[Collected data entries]
-=-=-

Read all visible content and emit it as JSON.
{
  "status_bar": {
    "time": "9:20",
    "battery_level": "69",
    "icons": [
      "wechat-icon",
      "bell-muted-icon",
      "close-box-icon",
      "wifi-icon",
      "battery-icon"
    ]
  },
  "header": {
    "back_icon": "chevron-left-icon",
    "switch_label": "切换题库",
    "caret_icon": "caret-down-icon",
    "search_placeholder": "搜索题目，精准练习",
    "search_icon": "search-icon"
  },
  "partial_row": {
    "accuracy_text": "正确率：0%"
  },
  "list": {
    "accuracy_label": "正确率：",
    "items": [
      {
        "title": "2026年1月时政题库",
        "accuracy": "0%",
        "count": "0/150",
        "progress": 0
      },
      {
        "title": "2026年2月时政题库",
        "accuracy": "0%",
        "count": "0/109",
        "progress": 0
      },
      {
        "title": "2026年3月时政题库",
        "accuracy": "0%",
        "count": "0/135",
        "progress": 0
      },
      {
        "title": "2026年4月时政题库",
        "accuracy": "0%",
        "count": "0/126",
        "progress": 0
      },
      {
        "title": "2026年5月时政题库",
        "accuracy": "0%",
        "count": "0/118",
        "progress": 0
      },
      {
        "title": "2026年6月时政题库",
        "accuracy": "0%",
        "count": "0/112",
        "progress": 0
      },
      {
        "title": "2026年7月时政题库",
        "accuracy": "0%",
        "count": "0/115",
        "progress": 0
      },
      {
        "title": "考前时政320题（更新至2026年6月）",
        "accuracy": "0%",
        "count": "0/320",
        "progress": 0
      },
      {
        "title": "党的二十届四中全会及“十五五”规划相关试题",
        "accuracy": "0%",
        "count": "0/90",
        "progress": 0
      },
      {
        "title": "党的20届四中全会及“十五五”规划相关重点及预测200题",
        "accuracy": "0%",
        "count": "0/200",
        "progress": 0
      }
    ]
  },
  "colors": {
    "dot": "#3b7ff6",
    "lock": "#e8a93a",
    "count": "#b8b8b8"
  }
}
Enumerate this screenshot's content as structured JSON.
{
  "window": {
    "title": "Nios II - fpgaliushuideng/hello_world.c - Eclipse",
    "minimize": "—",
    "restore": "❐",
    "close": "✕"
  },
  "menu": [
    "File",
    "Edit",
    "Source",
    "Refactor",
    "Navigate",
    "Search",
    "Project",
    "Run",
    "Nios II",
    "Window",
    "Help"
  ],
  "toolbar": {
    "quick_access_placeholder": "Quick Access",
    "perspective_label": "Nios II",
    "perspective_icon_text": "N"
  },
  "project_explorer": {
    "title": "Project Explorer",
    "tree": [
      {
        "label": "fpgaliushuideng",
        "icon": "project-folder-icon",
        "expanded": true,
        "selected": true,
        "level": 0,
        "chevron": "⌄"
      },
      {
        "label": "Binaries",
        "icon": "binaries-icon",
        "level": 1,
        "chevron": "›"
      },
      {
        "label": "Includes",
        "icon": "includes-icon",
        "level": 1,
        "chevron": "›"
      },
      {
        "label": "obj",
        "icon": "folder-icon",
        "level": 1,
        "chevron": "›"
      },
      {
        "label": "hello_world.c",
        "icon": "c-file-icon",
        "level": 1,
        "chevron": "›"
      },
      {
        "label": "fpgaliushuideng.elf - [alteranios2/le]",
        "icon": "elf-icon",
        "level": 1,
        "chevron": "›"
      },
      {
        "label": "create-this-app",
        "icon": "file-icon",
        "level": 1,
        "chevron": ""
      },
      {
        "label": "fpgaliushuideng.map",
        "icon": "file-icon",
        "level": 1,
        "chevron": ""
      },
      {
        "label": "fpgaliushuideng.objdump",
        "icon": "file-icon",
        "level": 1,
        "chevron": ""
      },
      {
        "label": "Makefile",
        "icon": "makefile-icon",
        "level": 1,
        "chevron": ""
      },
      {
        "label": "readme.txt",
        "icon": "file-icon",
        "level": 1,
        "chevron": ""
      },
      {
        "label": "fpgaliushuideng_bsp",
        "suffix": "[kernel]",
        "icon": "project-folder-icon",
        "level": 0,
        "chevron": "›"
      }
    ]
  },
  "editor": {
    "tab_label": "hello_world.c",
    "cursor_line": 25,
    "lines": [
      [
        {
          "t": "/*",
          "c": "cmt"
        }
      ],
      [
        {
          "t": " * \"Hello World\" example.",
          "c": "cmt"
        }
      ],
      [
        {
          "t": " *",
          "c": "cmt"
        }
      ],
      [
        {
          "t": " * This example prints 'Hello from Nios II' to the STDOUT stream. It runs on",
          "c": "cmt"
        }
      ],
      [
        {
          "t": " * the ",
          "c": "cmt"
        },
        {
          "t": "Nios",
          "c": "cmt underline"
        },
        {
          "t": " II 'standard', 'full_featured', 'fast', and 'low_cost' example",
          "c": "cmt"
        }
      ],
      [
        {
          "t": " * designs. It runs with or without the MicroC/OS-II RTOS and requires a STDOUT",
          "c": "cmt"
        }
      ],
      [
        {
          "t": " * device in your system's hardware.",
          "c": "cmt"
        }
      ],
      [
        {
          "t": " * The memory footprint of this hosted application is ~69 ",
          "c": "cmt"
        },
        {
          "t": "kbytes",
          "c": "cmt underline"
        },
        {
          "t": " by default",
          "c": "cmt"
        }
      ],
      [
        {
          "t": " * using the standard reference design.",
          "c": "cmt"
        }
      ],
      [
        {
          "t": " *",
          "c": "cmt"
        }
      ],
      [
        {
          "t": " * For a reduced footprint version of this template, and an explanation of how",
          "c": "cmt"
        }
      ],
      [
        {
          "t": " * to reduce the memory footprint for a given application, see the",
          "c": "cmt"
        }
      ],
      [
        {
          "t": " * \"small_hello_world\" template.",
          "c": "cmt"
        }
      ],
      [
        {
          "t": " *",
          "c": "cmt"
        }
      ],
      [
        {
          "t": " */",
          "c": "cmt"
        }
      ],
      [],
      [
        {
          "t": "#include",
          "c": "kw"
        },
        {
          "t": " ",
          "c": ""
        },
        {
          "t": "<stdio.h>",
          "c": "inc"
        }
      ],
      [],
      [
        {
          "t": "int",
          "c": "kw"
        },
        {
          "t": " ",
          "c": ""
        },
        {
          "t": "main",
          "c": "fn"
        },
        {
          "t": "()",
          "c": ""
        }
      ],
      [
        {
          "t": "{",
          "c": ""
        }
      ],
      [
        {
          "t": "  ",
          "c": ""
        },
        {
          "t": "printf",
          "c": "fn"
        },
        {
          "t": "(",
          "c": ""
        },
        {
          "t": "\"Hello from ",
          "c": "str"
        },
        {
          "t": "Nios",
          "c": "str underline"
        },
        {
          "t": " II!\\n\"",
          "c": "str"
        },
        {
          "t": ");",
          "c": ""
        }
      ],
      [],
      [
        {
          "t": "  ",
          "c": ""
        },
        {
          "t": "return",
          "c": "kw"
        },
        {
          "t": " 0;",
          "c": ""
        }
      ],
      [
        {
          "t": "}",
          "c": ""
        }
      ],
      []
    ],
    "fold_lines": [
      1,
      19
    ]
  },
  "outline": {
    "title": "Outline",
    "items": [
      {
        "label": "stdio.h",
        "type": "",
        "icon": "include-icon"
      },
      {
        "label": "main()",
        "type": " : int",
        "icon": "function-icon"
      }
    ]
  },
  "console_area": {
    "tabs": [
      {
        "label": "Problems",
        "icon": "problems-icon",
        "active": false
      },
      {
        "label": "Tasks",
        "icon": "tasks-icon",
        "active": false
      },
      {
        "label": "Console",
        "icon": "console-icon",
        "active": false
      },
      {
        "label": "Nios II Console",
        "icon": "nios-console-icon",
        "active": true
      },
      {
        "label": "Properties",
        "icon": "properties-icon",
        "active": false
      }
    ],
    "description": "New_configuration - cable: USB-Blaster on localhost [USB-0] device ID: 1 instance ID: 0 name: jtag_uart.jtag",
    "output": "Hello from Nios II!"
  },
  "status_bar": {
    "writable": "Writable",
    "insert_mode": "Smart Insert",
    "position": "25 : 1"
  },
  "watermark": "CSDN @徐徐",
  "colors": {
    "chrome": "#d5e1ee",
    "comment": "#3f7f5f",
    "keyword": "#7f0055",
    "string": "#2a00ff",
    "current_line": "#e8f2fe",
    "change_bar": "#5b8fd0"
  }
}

-=-=-

STATED EXERCISE: Search the data for "content" and list every line in which it occurs.

FULL OUTPUT:
Read all visible content and emit it as JSON.
Enumerate this screenshot's content as structured JSON.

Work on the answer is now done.